** Begin DATA ENTRIES **

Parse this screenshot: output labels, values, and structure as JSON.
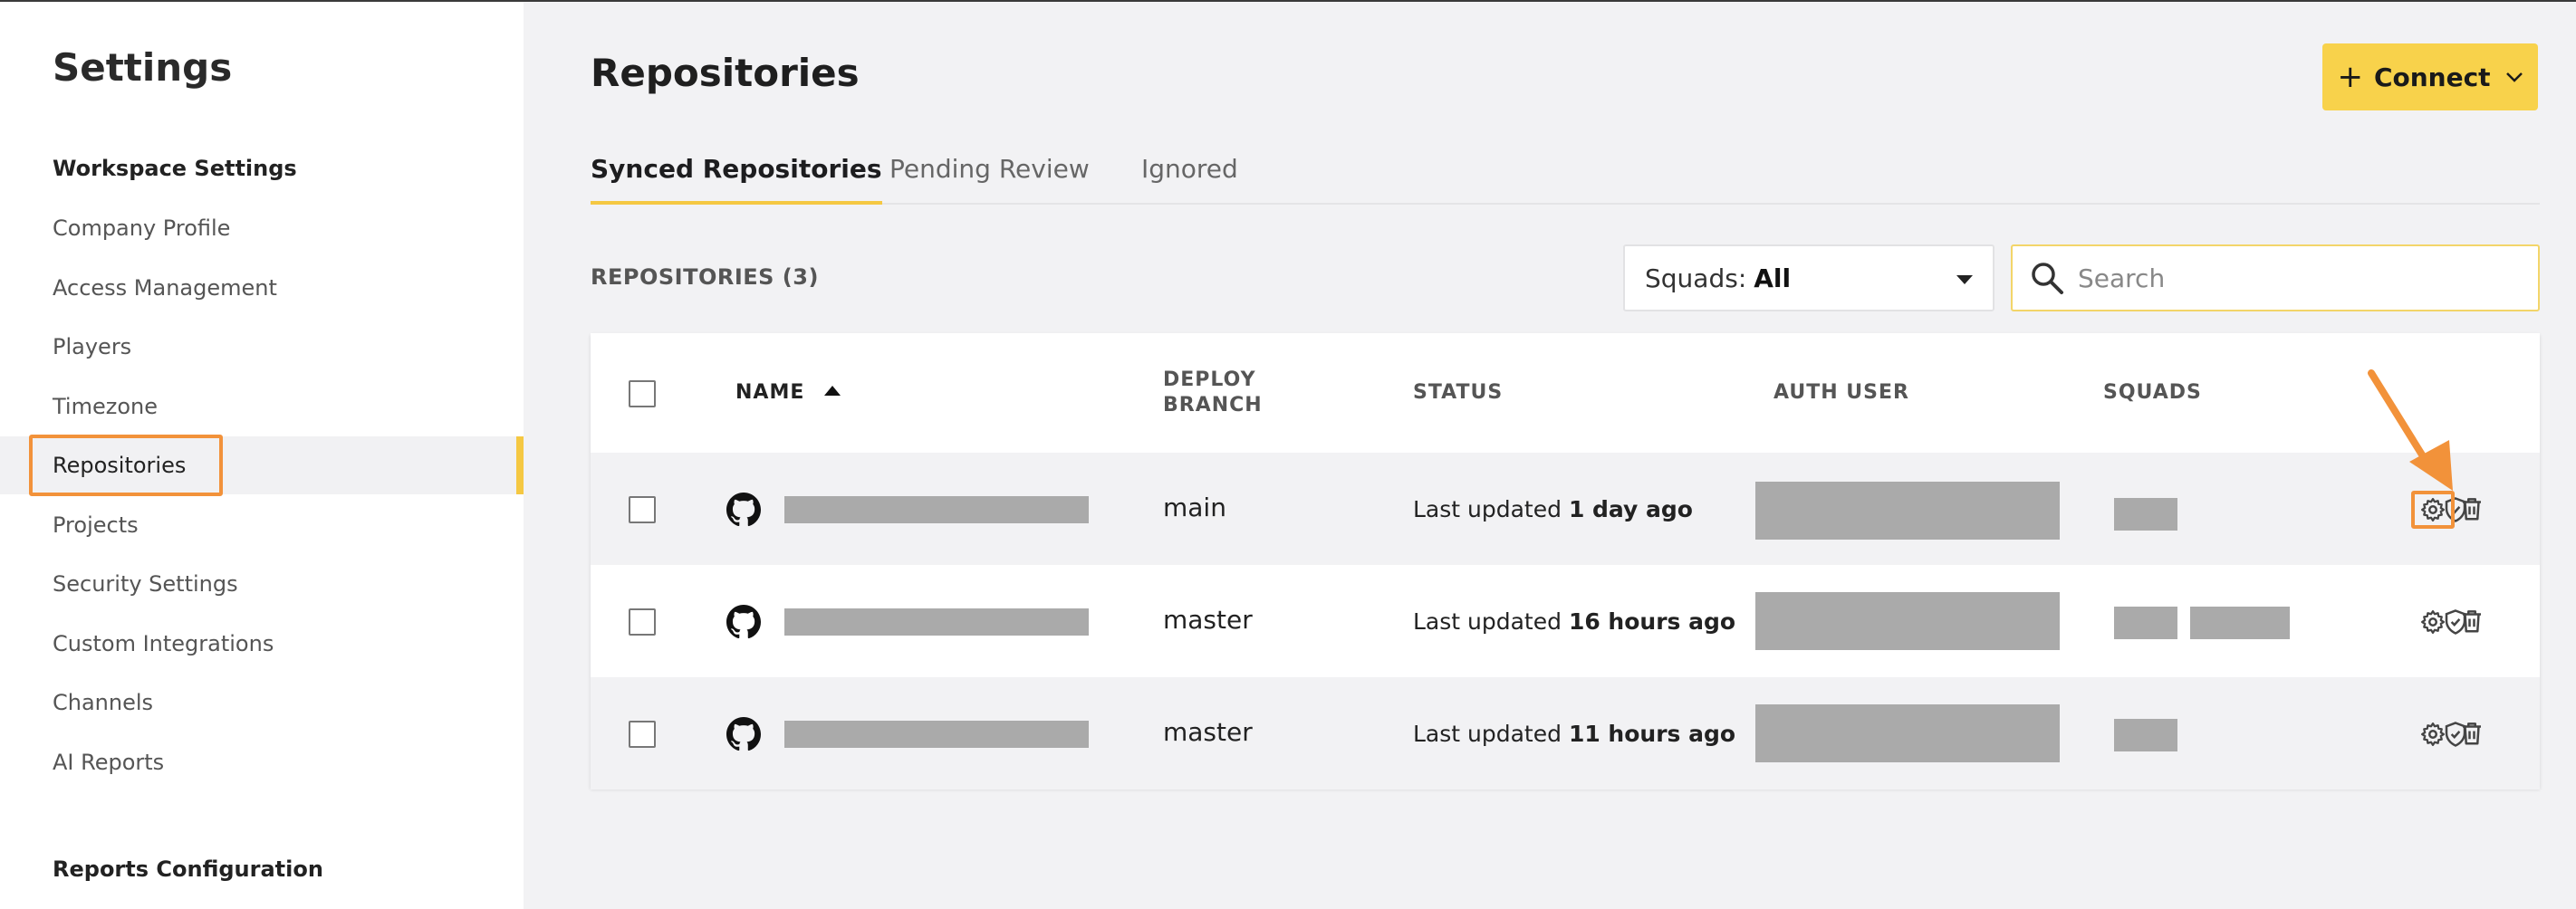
{
  "sidebar": {
    "title": "Settings",
    "sections": [
      {
        "label": "Workspace Settings"
      },
      {
        "label": "Reports Configuration"
      }
    ],
    "items": [
      {
        "label": "Company Profile"
      },
      {
        "label": "Access Management"
      },
      {
        "label": "Players"
      },
      {
        "label": "Timezone"
      },
      {
        "label": "Repositories"
      },
      {
        "label": "Projects"
      },
      {
        "label": "Security Settings"
      },
      {
        "label": "Custom Integrations"
      },
      {
        "label": "Channels"
      },
      {
        "label": "AI Reports"
      }
    ],
    "active_item": "Repositories"
  },
  "header": {
    "title": "Repositories",
    "connect_button": {
      "label": "Connect",
      "icon": "plus-icon",
      "chevron": "chevron-down-icon"
    }
  },
  "tabs": [
    {
      "label": "Synced Repositories",
      "active": true
    },
    {
      "label": "Pending Review",
      "active": false
    },
    {
      "label": "Ignored",
      "active": false
    }
  ],
  "toolbar": {
    "count_label": "REPOSITORIES (3)",
    "squad_filter_prefix": "Squads:",
    "squad_filter_value": "All",
    "search_placeholder": "Search"
  },
  "table": {
    "columns": {
      "name": "NAME",
      "deploy_branch_1": "DEPLOY",
      "deploy_branch_2": "BRANCH",
      "status": "STATUS",
      "auth_user": "AUTH USER",
      "squads": "SQUADS"
    },
    "rows": [
      {
        "branch": "main",
        "status_prefix": "Last updated",
        "status_time": "1 day ago"
      },
      {
        "branch": "master",
        "status_prefix": "Last updated",
        "status_time": "16 hours ago"
      },
      {
        "branch": "master",
        "status_prefix": "Last updated",
        "status_time": "11 hours ago"
      }
    ]
  },
  "colors": {
    "accent_yellow": "#f8d24b",
    "highlight_orange": "#f2923a",
    "redacted_gray": "#aaaaaa"
  }
}
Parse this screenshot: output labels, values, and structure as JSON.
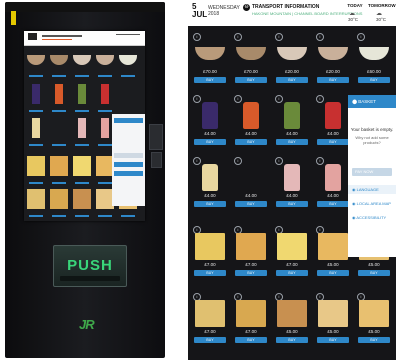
{
  "machine": {
    "push_label": "PUSH",
    "brand_logo": "JR"
  },
  "header": {
    "day": "5",
    "month": "JUL",
    "weekday": "WEDNESDAY",
    "year": "2018",
    "transport_title": "TRANSPORT INFORMATION",
    "transport_icon": "train-icon",
    "transport_subtitle": "HAKONE MOUNTAIN | CHANNEL BOARD INTERRUPTIONS",
    "today_label": "TODAY",
    "tomorrow_label": "TOMORROW",
    "today_temp": "30°C",
    "tomorrow_temp": "30°C",
    "weather_icon": "cloud-icon"
  },
  "buy_label": "BUY",
  "rows": [
    [
      {
        "price": "£70.00",
        "kind": "bowl",
        "color": "#b99a7a"
      },
      {
        "price": "£70.00",
        "kind": "bowl",
        "color": "#a88a6a"
      },
      {
        "price": "£20.00",
        "kind": "bowl",
        "color": "#d8c8b8"
      },
      {
        "price": "£20.00",
        "kind": "bowl",
        "color": "#c9b09a"
      },
      {
        "price": "£60.00",
        "kind": "bowl",
        "color": "#e6e6d8"
      }
    ],
    [
      {
        "price": "£4.00",
        "kind": "bottle",
        "color": "#3a2a6a"
      },
      {
        "price": "£4.00",
        "kind": "bottle",
        "color": "#d85a2a"
      },
      {
        "price": "£4.00",
        "kind": "bottle",
        "color": "#6a8a3a"
      },
      {
        "price": "£4.00",
        "kind": "bottle",
        "color": "#c83030"
      }
    ],
    [
      {
        "price": "£4.00",
        "kind": "bottle",
        "color": "#e8d7a0"
      },
      {
        "price": "£4.00",
        "kind": "empty",
        "color": "#151518"
      },
      {
        "price": "£4.00",
        "kind": "bottle",
        "color": "#e4b8b8"
      },
      {
        "price": "£4.00",
        "kind": "bottle",
        "color": "#e3a3a0"
      }
    ],
    [
      {
        "price": "£7.00",
        "kind": "pack",
        "color": "#e8c860"
      },
      {
        "price": "£7.00",
        "kind": "pack",
        "color": "#e0a850"
      },
      {
        "price": "£7.00",
        "kind": "pack",
        "color": "#f0d870"
      },
      {
        "price": "£5.00",
        "kind": "pack",
        "color": "#e8b860"
      },
      {
        "price": "£5.00",
        "kind": "pack",
        "color": "#e6c070"
      }
    ],
    [
      {
        "price": "£7.00",
        "kind": "pack",
        "color": "#e0c070"
      },
      {
        "price": "£7.00",
        "kind": "pack",
        "color": "#d8a850"
      },
      {
        "price": "£5.00",
        "kind": "pack",
        "color": "#c89050"
      },
      {
        "price": "£5.00",
        "kind": "pack",
        "color": "#e8c888"
      },
      {
        "price": "£5.00",
        "kind": "pack",
        "color": "#e8c070"
      }
    ]
  ],
  "basket": {
    "title": "BASKET",
    "empty_text": "Your basket is empty.",
    "sub_text": "Why not add some products?",
    "pay_label": "PAY NOW",
    "options": [
      "LANGUAGE",
      "LOCAL AREA MAP",
      "ACCESSIBILITY"
    ]
  },
  "colors": {
    "accent": "#2e88c9",
    "background": "#151518"
  }
}
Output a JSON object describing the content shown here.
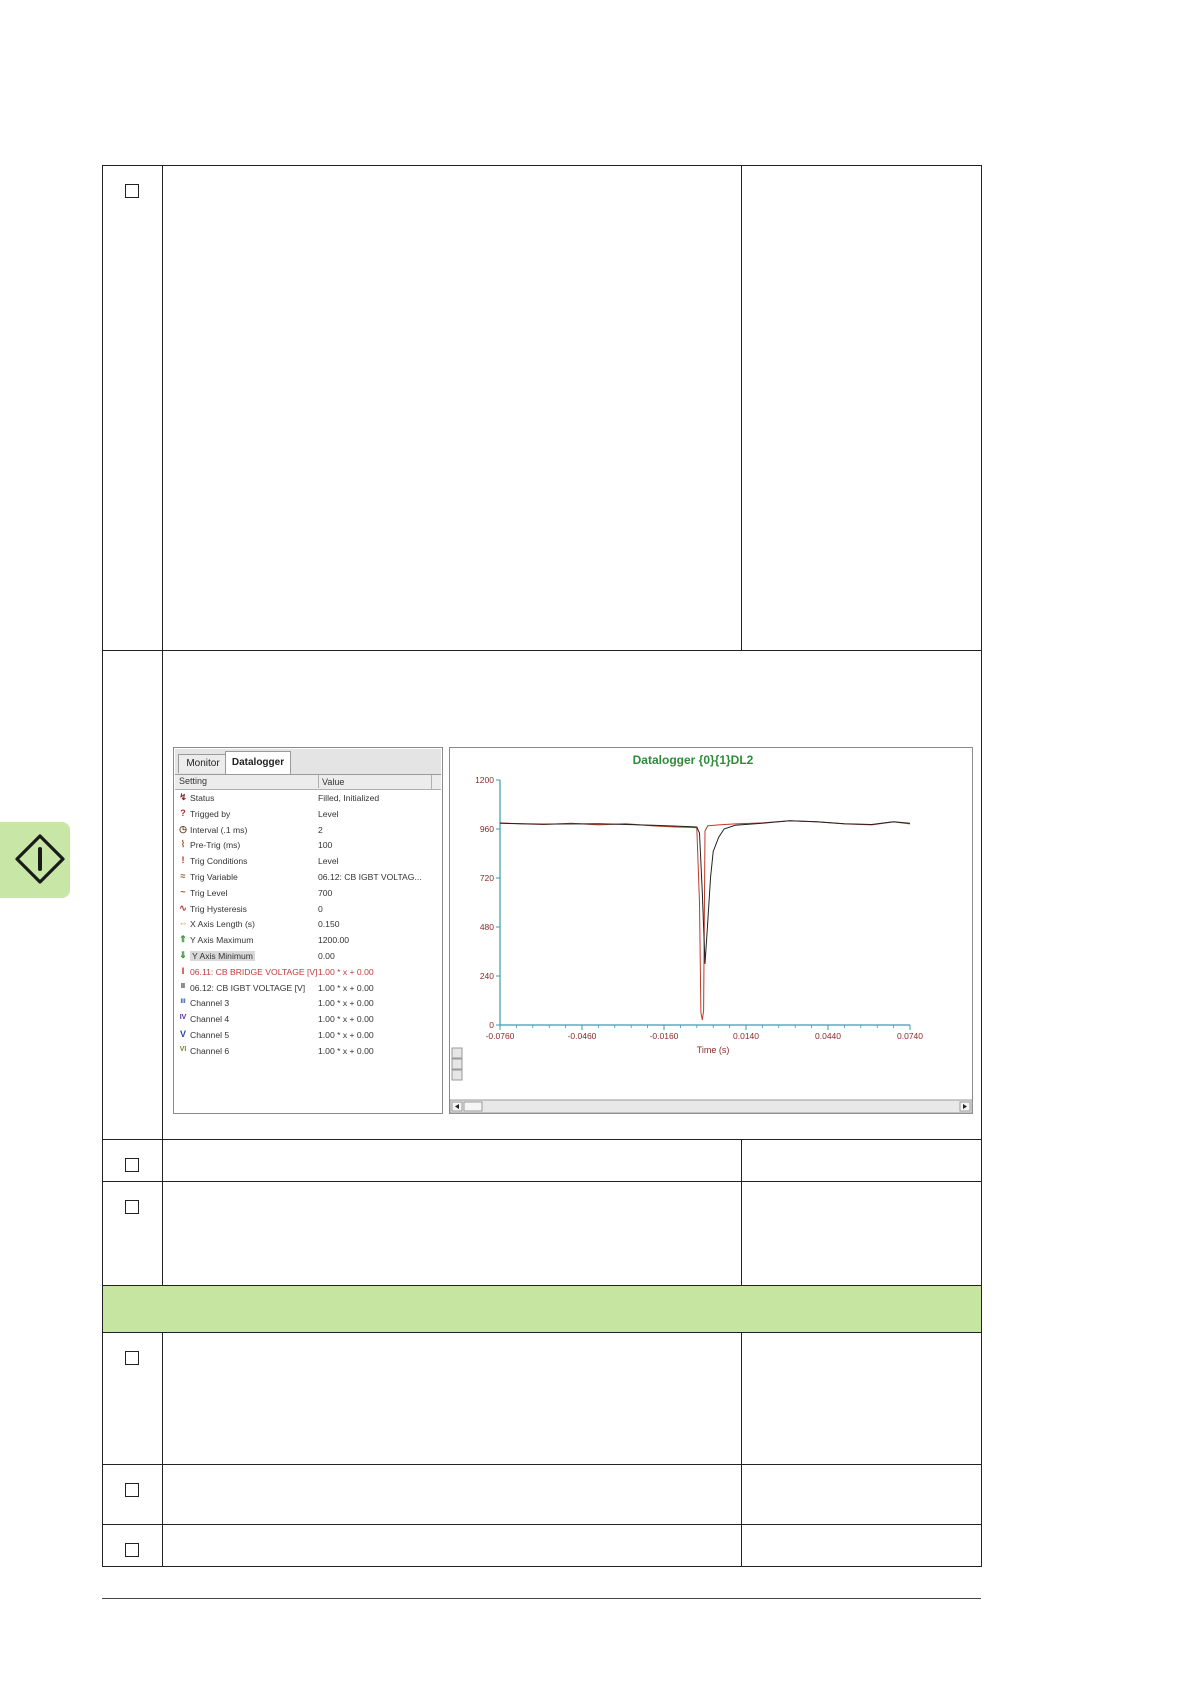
{
  "datalogger": {
    "tabs": [
      "Monitor",
      "Datalogger"
    ],
    "columns": {
      "setting": "Setting",
      "value": "Value"
    },
    "rows": [
      {
        "icon": "status-icon",
        "glyph": "↯",
        "color": "#8b2a2a",
        "setting": "Status",
        "value": "Filled, Initialized"
      },
      {
        "icon": "trigger-icon",
        "glyph": "?",
        "color": "#b03030",
        "setting": "Trigged by",
        "value": "Level"
      },
      {
        "icon": "clock-icon",
        "glyph": "◷",
        "color": "#6b4a2a",
        "setting": "Interval (.1 ms)",
        "value": "2"
      },
      {
        "icon": "pretrig-icon",
        "glyph": "⌇",
        "color": "#a06030",
        "setting": "Pre-Trig (ms)",
        "value": "100"
      },
      {
        "icon": "exclamation-icon",
        "glyph": "!",
        "color": "#c02020",
        "setting": "Trig Conditions",
        "value": "Level"
      },
      {
        "icon": "variable-icon",
        "glyph": "≈",
        "color": "#8a5a2a",
        "setting": "Trig Variable",
        "value": "06.12: CB IGBT VOLTAG..."
      },
      {
        "icon": "level-icon",
        "glyph": "~",
        "color": "#b04040",
        "setting": "Trig Level",
        "value": "700"
      },
      {
        "icon": "hysteresis-icon",
        "glyph": "∿",
        "color": "#b04040",
        "setting": "Trig Hysteresis",
        "value": "0"
      },
      {
        "icon": "x-axis-icon",
        "glyph": "⇔",
        "color": "#c08020",
        "setting": "X Axis Length (s)",
        "value": "0.150"
      },
      {
        "icon": "arrow-up-icon",
        "glyph": "⇑",
        "color": "#2a8a2a",
        "setting": "Y Axis Maximum",
        "value": "1200.00"
      },
      {
        "icon": "arrow-down-icon",
        "glyph": "⇓",
        "color": "#2a8a2a",
        "setting": "Y Axis Minimum",
        "value": "0.00"
      },
      {
        "icon": "channel-1-icon",
        "glyph": "I",
        "color": "#c02020",
        "setting": "06.11: CB BRIDGE VOLTAGE [V]",
        "value": "1.00 * x + 0.00"
      },
      {
        "icon": "channel-2-icon",
        "glyph": "II",
        "color": "#222222",
        "setting": "06.12: CB IGBT VOLTAGE [V]",
        "value": "1.00 * x + 0.00"
      },
      {
        "icon": "channel-3-icon",
        "glyph": "III",
        "color": "#2a4aa0",
        "setting": "Channel 3",
        "value": "1.00 * x + 0.00"
      },
      {
        "icon": "channel-4-icon",
        "glyph": "IV",
        "color": "#5a2aa0",
        "setting": "Channel 4",
        "value": "1.00 * x + 0.00"
      },
      {
        "icon": "channel-5-icon",
        "glyph": "V",
        "color": "#2a4aa0",
        "setting": "Channel 5",
        "value": "1.00 * x + 0.00"
      },
      {
        "icon": "channel-6-icon",
        "glyph": "VI",
        "color": "#6a8a2a",
        "setting": "Channel 6",
        "value": "1.00 * x + 0.00"
      }
    ]
  },
  "chart_data": {
    "type": "line",
    "title": "Datalogger {0}{1}DL2",
    "xlabel": "Time (s)",
    "ylabel": "",
    "xlim": [
      -0.076,
      0.074
    ],
    "ylim": [
      0,
      1200
    ],
    "xticks": [
      "-0.0760",
      "-0.0460",
      "-0.0160",
      "0.0140",
      "0.0440",
      "0.0740"
    ],
    "yticks": [
      "0",
      "240",
      "480",
      "720",
      "960",
      "1200"
    ],
    "grid": false,
    "legend": "none",
    "series": [
      {
        "color": "#c0392b",
        "x": [
          -0.076,
          -0.068,
          -0.06,
          -0.05,
          -0.04,
          -0.03,
          -0.02,
          -0.012,
          -0.006,
          -0.004,
          -0.003,
          -0.0025,
          -0.002,
          -0.0015,
          -0.001,
          0,
          0.004,
          0.01,
          0.02,
          0.03,
          0.04,
          0.05,
          0.06,
          0.068,
          0.074
        ],
        "values": [
          990,
          985,
          982,
          988,
          980,
          986,
          975,
          970,
          968,
          966,
          600,
          60,
          25,
          70,
          950,
          975,
          980,
          985,
          990,
          1000,
          995,
          985,
          980,
          995,
          985
        ]
      },
      {
        "color": "#222222",
        "x": [
          -0.076,
          -0.06,
          -0.04,
          -0.02,
          -0.008,
          -0.004,
          -0.003,
          -0.002,
          -0.001,
          0,
          0.001,
          0.002,
          0.004,
          0.006,
          0.01,
          0.02,
          0.03,
          0.04,
          0.05,
          0.06,
          0.068,
          0.074
        ],
        "values": [
          988,
          984,
          986,
          978,
          972,
          970,
          940,
          650,
          300,
          500,
          720,
          850,
          920,
          960,
          978,
          988,
          1000,
          996,
          986,
          982,
          996,
          988
        ]
      }
    ]
  }
}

** End DATA ENTRIES **

## PROBLEM TO WORK ON
Each line in the entries above that includes the string "arrow" should be extracted.

## SOLUTION TO THIS PROBLEM
        "icon": "arrow-up-icon",
        "icon": "arrow-down-icon",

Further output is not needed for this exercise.